### [WHAT TO PRODUCE]
Copy out the material below in full, but not its images.

### [SOURCE RECORDS]
━━━━

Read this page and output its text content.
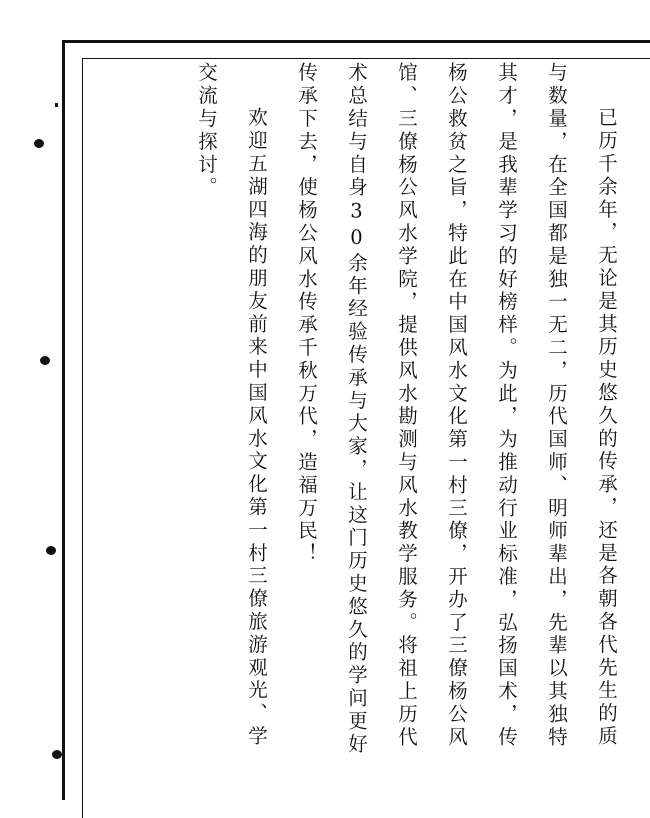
已历千余年，无论是其历史悠久的传承，还是各朝各代先生的质
与数量，在全国都是独一无二，历代国师、明师辈出，先辈以其独特
其才，是我辈学习的好榜样。为此，为推动行业标准，弘扬国术，传
杨公救贫之旨，特此在中国风水文化第一村三僚，开办了三僚杨公风
馆、三僚杨公风水学院，提供风水勘测与风水教学服务。将祖上历代
术总结与自身30余年经验传承与大家，让这门历史悠久的学问更好
传承下去，使杨公风水传承千秋万代，造福万民！
欢迎五湖四海的朋友前来中国风水文化第一村三僚旅游观光、学
交流与探讨。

━━━━

### [WORKED ANSWER]
Read this page and output its text content.
已历千余年，无论是其历史悠久的传承，还是各朝各代先生的质
与数量，在全国都是独一无二，历代国师、明师辈出，先辈以其独特
其才，是我辈学习的好榜样。为此，为推动行业标准，弘扬国术，传
杨公救贫之旨，特此在中国风水文化第一村三僚，开办了三僚杨公风
馆、三僚杨公风水学院，提供风水勘测与风水教学服务。将祖上历代
术总结与自身30余年经验传承与大家，让这门历史悠久的学问更好
传承下去，使杨公风水传承千秋万代，造福万民！
欢迎五湖四海的朋友前来中国风水文化第一村三僚旅游观光、学
交流与探讨。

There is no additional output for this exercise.